— START —

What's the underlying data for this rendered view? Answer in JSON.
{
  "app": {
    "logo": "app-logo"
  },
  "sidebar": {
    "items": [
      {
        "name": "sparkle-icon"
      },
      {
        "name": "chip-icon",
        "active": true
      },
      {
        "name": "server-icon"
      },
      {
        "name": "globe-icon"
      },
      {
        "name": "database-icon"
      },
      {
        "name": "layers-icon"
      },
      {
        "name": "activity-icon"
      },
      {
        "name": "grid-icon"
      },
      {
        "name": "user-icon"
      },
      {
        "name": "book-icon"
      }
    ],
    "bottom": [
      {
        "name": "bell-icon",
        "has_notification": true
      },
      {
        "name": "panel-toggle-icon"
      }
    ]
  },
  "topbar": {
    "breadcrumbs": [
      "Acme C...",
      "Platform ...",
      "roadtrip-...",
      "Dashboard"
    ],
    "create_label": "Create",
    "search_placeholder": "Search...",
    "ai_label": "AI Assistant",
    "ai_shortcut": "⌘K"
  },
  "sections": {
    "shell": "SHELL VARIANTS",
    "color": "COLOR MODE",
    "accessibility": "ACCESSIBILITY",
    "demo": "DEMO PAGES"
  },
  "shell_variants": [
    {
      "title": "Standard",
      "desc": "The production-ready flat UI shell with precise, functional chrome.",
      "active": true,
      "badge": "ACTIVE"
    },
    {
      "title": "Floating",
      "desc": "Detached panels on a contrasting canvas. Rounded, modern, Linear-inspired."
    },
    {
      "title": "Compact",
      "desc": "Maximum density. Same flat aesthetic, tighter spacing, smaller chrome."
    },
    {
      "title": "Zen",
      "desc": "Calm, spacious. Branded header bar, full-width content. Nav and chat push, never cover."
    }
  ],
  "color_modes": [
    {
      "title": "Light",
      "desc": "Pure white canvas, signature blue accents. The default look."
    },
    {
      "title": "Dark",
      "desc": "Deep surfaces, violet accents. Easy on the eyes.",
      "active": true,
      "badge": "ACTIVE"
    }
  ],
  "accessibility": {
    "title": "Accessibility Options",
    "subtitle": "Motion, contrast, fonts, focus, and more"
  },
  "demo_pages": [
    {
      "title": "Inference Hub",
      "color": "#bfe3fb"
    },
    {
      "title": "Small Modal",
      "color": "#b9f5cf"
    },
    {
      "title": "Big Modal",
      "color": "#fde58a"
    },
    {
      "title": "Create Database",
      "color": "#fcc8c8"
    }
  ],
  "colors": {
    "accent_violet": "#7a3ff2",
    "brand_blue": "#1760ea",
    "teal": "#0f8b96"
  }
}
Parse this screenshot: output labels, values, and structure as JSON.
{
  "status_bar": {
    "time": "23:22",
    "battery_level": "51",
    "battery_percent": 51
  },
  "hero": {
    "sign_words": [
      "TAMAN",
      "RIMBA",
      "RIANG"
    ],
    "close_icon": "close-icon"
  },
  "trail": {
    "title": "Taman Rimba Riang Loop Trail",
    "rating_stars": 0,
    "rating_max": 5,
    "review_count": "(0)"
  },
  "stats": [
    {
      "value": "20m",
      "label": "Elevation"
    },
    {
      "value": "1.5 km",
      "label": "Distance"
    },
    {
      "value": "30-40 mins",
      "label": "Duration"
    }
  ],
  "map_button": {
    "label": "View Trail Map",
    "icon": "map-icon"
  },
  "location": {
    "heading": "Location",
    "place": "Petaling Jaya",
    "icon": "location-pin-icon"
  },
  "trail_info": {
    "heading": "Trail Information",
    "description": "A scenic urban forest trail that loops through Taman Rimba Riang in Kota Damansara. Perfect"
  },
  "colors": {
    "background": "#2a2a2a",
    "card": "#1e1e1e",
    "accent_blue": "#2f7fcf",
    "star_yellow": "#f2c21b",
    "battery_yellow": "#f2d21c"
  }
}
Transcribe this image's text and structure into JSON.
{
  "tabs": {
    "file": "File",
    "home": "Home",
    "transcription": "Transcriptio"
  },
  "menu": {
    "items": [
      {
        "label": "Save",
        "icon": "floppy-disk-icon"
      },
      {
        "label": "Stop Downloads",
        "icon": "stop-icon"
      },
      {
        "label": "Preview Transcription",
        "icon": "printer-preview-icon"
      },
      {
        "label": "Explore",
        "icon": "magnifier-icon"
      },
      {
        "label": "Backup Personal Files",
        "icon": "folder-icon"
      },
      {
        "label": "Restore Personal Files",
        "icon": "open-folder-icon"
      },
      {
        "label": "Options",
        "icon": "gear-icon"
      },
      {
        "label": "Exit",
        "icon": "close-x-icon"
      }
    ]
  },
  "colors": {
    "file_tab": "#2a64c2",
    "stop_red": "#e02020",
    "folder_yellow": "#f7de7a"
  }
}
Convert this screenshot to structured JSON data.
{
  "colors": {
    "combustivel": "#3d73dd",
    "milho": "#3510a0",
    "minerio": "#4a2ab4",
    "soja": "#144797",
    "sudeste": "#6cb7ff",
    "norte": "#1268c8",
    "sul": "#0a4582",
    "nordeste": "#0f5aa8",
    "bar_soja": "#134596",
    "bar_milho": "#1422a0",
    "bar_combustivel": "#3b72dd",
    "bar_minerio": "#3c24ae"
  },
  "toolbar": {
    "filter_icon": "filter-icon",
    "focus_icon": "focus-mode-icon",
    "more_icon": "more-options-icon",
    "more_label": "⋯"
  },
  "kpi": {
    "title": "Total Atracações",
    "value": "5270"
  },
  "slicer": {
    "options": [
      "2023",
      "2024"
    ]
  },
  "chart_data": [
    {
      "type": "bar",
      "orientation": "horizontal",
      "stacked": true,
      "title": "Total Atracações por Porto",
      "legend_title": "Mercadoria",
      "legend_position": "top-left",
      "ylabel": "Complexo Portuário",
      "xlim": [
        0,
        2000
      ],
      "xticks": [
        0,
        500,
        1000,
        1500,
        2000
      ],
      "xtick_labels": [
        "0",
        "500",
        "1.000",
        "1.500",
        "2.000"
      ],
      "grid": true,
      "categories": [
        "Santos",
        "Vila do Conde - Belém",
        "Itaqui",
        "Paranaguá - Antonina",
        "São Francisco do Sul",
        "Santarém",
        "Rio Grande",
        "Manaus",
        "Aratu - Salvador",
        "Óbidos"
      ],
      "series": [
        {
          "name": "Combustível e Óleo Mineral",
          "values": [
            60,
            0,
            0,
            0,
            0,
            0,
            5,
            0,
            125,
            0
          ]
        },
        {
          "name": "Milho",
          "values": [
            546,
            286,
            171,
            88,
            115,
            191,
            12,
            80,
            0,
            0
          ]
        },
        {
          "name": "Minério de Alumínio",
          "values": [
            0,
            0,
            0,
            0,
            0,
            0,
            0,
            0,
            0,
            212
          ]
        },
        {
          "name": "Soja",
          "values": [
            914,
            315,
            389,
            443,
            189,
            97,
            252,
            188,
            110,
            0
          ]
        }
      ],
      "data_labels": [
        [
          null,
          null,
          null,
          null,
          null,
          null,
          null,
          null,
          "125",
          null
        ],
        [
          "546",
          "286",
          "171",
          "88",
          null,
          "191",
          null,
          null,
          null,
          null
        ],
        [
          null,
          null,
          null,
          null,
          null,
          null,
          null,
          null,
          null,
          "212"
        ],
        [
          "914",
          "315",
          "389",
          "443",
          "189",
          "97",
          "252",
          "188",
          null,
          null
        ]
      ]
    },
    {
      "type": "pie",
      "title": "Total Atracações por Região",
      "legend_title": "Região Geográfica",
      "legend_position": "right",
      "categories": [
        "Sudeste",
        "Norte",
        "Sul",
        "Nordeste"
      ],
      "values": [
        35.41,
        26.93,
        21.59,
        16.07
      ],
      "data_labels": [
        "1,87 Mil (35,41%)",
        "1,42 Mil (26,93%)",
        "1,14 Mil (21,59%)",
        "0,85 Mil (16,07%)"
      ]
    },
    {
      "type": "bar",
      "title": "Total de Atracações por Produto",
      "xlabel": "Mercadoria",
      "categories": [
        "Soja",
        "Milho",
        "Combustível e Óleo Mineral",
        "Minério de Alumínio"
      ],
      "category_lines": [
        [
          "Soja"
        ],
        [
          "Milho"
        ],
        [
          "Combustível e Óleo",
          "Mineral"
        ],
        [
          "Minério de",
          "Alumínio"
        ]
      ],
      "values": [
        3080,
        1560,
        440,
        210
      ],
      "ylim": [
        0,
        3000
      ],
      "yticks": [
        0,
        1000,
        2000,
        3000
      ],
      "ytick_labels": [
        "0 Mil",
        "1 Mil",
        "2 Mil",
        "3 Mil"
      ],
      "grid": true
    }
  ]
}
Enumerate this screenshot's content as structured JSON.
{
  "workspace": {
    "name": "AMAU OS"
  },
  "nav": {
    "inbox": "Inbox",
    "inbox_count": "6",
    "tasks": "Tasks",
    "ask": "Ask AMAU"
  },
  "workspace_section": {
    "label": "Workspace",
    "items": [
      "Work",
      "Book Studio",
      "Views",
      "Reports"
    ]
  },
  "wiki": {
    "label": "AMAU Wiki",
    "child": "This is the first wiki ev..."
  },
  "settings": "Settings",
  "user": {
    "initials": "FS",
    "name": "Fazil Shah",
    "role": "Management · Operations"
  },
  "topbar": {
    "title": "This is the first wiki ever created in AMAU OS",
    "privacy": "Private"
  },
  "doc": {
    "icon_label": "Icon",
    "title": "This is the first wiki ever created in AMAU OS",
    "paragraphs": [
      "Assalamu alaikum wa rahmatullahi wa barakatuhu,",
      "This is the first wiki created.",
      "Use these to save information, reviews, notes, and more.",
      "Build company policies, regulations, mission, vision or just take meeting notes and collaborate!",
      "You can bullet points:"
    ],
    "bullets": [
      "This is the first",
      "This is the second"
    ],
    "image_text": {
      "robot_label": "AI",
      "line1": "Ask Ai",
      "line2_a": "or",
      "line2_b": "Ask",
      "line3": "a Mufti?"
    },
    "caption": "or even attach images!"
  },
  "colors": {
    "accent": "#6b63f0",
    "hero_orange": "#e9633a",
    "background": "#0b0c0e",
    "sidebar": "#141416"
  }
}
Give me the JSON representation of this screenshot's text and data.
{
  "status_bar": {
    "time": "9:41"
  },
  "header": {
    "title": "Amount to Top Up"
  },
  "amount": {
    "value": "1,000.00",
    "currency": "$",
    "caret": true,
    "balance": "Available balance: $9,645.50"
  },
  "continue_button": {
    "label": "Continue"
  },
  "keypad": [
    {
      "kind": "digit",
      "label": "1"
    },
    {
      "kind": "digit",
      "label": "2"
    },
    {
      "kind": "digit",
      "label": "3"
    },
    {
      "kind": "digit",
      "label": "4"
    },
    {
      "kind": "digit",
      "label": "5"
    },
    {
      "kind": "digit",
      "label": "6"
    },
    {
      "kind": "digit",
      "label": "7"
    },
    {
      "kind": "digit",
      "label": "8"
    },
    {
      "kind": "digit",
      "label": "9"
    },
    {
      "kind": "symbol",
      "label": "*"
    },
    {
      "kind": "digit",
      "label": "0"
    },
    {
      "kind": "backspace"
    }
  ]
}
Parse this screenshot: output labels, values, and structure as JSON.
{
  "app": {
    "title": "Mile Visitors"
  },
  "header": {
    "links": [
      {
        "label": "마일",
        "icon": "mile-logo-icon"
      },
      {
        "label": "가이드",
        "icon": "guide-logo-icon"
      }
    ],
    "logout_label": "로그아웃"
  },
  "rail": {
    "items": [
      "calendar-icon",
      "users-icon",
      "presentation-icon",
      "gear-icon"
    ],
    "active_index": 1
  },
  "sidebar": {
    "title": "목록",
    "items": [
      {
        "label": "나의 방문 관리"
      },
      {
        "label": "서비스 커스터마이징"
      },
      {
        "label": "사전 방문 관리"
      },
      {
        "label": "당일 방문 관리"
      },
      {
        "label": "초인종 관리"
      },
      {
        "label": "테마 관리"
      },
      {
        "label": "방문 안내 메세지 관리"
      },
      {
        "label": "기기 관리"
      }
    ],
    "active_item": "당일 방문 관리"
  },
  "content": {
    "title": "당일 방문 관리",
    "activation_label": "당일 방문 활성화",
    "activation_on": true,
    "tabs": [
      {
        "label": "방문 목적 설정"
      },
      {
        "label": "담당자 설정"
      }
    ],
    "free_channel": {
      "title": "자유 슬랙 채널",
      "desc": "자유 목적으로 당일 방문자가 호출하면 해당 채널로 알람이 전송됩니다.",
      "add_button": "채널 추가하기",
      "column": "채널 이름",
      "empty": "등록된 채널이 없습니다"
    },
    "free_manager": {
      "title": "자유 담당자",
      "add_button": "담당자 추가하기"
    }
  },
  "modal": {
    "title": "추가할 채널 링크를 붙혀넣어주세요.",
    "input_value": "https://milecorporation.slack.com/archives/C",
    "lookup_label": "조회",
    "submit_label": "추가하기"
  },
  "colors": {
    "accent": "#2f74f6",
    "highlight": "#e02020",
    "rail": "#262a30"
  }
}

— END —

*Set problem*: Copy out each line of the entries that holds "canvas".

*Written answer*:
      "desc": "Detached panels on a contrasting canvas. Rounded, modern, Linear-inspired."
      "desc": "Pure white canvas, signature blue accents. The default look."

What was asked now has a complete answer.